Exercise task: Every line must be returned precisely as it is written.

Data listing:
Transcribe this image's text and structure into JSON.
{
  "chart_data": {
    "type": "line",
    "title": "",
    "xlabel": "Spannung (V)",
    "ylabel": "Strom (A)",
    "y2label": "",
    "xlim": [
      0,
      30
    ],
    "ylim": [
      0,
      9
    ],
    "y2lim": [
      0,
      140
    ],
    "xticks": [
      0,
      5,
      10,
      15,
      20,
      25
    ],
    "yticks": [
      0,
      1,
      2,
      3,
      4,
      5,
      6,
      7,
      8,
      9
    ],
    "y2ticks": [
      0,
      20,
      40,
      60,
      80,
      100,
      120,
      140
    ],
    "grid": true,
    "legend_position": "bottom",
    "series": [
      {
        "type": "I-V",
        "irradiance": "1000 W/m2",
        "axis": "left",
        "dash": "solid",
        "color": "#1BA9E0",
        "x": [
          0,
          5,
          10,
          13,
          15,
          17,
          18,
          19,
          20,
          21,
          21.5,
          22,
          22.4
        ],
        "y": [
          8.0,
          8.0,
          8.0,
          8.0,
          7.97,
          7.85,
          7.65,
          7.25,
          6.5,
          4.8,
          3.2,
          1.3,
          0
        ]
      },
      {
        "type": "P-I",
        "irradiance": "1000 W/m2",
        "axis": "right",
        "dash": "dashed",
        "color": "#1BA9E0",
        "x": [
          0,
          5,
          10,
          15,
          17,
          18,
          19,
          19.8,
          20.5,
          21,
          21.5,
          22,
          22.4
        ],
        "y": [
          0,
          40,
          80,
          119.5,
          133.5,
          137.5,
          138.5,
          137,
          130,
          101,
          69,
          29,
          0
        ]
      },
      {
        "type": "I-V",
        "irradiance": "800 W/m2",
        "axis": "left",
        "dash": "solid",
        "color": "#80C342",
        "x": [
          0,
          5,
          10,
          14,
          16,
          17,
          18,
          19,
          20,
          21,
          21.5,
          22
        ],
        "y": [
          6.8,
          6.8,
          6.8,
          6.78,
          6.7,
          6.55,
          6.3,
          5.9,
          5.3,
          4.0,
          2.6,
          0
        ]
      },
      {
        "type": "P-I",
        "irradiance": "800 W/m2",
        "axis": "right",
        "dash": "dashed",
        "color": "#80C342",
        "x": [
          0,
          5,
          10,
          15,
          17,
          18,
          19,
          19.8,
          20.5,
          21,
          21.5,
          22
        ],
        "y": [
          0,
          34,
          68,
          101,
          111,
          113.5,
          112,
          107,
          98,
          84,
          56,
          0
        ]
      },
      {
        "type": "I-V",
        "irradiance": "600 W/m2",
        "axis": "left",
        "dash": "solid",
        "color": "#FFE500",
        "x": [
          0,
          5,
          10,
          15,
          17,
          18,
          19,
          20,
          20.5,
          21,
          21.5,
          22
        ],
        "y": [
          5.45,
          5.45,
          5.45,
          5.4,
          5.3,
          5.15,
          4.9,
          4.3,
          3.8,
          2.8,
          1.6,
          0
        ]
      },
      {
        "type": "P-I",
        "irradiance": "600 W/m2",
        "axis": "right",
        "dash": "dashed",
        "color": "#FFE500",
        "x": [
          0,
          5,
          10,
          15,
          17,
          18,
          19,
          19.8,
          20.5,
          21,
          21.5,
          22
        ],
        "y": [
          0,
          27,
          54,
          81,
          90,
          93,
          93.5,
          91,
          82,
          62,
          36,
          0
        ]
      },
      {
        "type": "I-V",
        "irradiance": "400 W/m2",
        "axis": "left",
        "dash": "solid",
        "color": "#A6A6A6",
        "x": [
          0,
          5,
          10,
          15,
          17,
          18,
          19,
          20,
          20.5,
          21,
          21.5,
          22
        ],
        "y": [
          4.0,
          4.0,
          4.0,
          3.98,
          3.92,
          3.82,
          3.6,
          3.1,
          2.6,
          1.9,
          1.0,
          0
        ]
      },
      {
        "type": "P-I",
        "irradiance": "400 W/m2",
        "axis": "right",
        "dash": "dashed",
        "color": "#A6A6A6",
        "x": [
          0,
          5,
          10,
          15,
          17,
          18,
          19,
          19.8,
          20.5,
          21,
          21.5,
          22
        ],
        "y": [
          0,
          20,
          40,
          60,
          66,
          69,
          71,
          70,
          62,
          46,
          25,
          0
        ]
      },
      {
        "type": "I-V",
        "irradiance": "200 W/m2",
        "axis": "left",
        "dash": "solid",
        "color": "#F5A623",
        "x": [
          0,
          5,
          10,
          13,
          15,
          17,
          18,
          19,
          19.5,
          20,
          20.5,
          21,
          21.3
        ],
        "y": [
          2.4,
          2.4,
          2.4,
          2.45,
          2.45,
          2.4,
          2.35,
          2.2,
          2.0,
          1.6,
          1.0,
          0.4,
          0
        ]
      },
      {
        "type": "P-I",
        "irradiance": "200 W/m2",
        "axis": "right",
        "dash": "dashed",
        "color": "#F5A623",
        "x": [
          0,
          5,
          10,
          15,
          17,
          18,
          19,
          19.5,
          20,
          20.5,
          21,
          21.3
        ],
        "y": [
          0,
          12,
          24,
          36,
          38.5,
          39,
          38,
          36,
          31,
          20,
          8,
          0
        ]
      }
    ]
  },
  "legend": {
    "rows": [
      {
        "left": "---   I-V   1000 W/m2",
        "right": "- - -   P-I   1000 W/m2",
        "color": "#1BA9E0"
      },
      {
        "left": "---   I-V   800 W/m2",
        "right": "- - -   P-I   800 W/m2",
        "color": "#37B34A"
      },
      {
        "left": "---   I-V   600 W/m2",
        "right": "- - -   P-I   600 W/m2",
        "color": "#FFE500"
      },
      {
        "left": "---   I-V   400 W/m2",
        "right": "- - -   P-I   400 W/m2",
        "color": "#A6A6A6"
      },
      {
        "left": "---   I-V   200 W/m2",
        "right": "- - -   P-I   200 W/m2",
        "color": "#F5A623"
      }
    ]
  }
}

Answer for the task:
Transcribe this image's text and structure into JSON.
{
  "chart_data": {
    "type": "line",
    "title": "",
    "xlabel": "Spannung (V)",
    "ylabel": "Strom (A)",
    "y2label": "",
    "xlim": [
      0,
      30
    ],
    "ylim": [
      0,
      9
    ],
    "y2lim": [
      0,
      140
    ],
    "xticks": [
      0,
      5,
      10,
      15,
      20,
      25
    ],
    "yticks": [
      0,
      1,
      2,
      3,
      4,
      5,
      6,
      7,
      8,
      9
    ],
    "y2ticks": [
      0,
      20,
      40,
      60,
      80,
      100,
      120,
      140
    ],
    "grid": true,
    "legend_position": "bottom",
    "series": [
      {
        "type": "I-V",
        "irradiance": "1000 W/m2",
        "axis": "left",
        "dash": "solid",
        "color": "#1BA9E0",
        "x": [
          0,
          5,
          10,
          13,
          15,
          17,
          18,
          19,
          20,
          21,
          21.5,
          22,
          22.4
        ],
        "y": [
          8.0,
          8.0,
          8.0,
          8.0,
          7.97,
          7.85,
          7.65,
          7.25,
          6.5,
          4.8,
          3.2,
          1.3,
          0
        ]
      },
      {
        "type": "P-I",
        "irradiance": "1000 W/m2",
        "axis": "right",
        "dash": "dashed",
        "color": "#1BA9E0",
        "x": [
          0,
          5,
          10,
          15,
          17,
          18,
          19,
          19.8,
          20.5,
          21,
          21.5,
          22,
          22.4
        ],
        "y": [
          0,
          40,
          80,
          119.5,
          133.5,
          137.5,
          138.5,
          137,
          130,
          101,
          69,
          29,
          0
        ]
      },
      {
        "type": "I-V",
        "irradiance": "800 W/m2",
        "axis": "left",
        "dash": "solid",
        "color": "#80C342",
        "x": [
          0,
          5,
          10,
          14,
          16,
          17,
          18,
          19,
          20,
          21,
          21.5,
          22
        ],
        "y": [
          6.8,
          6.8,
          6.8,
          6.78,
          6.7,
          6.55,
          6.3,
          5.9,
          5.3,
          4.0,
          2.6,
          0
        ]
      },
      {
        "type": "P-I",
        "irradiance": "800 W/m2",
        "axis": "right",
        "dash": "dashed",
        "color": "#80C342",
        "x": [
          0,
          5,
          10,
          15,
          17,
          18,
          19,
          19.8,
          20.5,
          21,
          21.5,
          22
        ],
        "y": [
          0,
          34,
          68,
          101,
          111,
          113.5,
          112,
          107,
          98,
          84,
          56,
          0
        ]
      },
      {
        "type": "I-V",
        "irradiance": "600 W/m2",
        "axis": "left",
        "dash": "solid",
        "color": "#FFE500",
        "x": [
          0,
          5,
          10,
          15,
          17,
          18,
          19,
          20,
          20.5,
          21,
          21.5,
          22
        ],
        "y": [
          5.45,
          5.45,
          5.45,
          5.4,
          5.3,
          5.15,
          4.9,
          4.3,
          3.8,
          2.8,
          1.6,
          0
        ]
      },
      {
        "type": "P-I",
        "irradiance": "600 W/m2",
        "axis": "right",
        "dash": "dashed",
        "color": "#FFE500",
        "x": [
          0,
          5,
          10,
          15,
          17,
          18,
          19,
          19.8,
          20.5,
          21,
          21.5,
          22
        ],
        "y": [
          0,
          27,
          54,
          81,
          90,
          93,
          93.5,
          91,
          82,
          62,
          36,
          0
        ]
      },
      {
        "type": "I-V",
        "irradiance": "400 W/m2",
        "axis": "left",
        "dash": "solid",
        "color": "#A6A6A6",
        "x": [
          0,
          5,
          10,
          15,
          17,
          18,
          19,
          20,
          20.5,
          21,
          21.5,
          22
        ],
        "y": [
          4.0,
          4.0,
          4.0,
          3.98,
          3.92,
          3.82,
          3.6,
          3.1,
          2.6,
          1.9,
          1.0,
          0
        ]
      },
      {
        "type": "P-I",
        "irradiance": "400 W/m2",
        "axis": "right",
        "dash": "dashed",
        "color": "#A6A6A6",
        "x": [
          0,
          5,
          10,
          15,
          17,
          18,
          19,
          19.8,
          20.5,
          21,
          21.5,
          22
        ],
        "y": [
          0,
          20,
          40,
          60,
          66,
          69,
          71,
          70,
          62,
          46,
          25,
          0
        ]
      },
      {
        "type": "I-V",
        "irradiance": "200 W/m2",
        "axis": "left",
        "dash": "solid",
        "color": "#F5A623",
        "x": [
          0,
          5,
          10,
          13,
          15,
          17,
          18,
          19,
          19.5,
          20,
          20.5,
          21,
          21.3
        ],
        "y": [
          2.4,
          2.4,
          2.4,
          2.45,
          2.45,
          2.4,
          2.35,
          2.2,
          2.0,
          1.6,
          1.0,
          0.4,
          0
        ]
      },
      {
        "type": "P-I",
        "irradiance": "200 W/m2",
        "axis": "right",
        "dash": "dashed",
        "color": "#F5A623",
        "x": [
          0,
          5,
          10,
          15,
          17,
          18,
          19,
          19.5,
          20,
          20.5,
          21,
          21.3
        ],
        "y": [
          0,
          12,
          24,
          36,
          38.5,
          39,
          38,
          36,
          31,
          20,
          8,
          0
        ]
      }
    ]
  },
  "legend": {
    "rows": [
      {
        "left": "---   I-V   1000 W/m2",
        "right": "- - -   P-I   1000 W/m2",
        "color": "#1BA9E0"
      },
      {
        "left": "---   I-V   800 W/m2",
        "right": "- - -   P-I   800 W/m2",
        "color": "#37B34A"
      },
      {
        "left": "---   I-V   600 W/m2",
        "right": "- - -   P-I   600 W/m2",
        "color": "#FFE500"
      },
      {
        "left": "---   I-V   400 W/m2",
        "right": "- - -   P-I   400 W/m2",
        "color": "#A6A6A6"
      },
      {
        "left": "---   I-V   200 W/m2",
        "right": "- - -   P-I   200 W/m2",
        "color": "#F5A623"
      }
    ]
  }
}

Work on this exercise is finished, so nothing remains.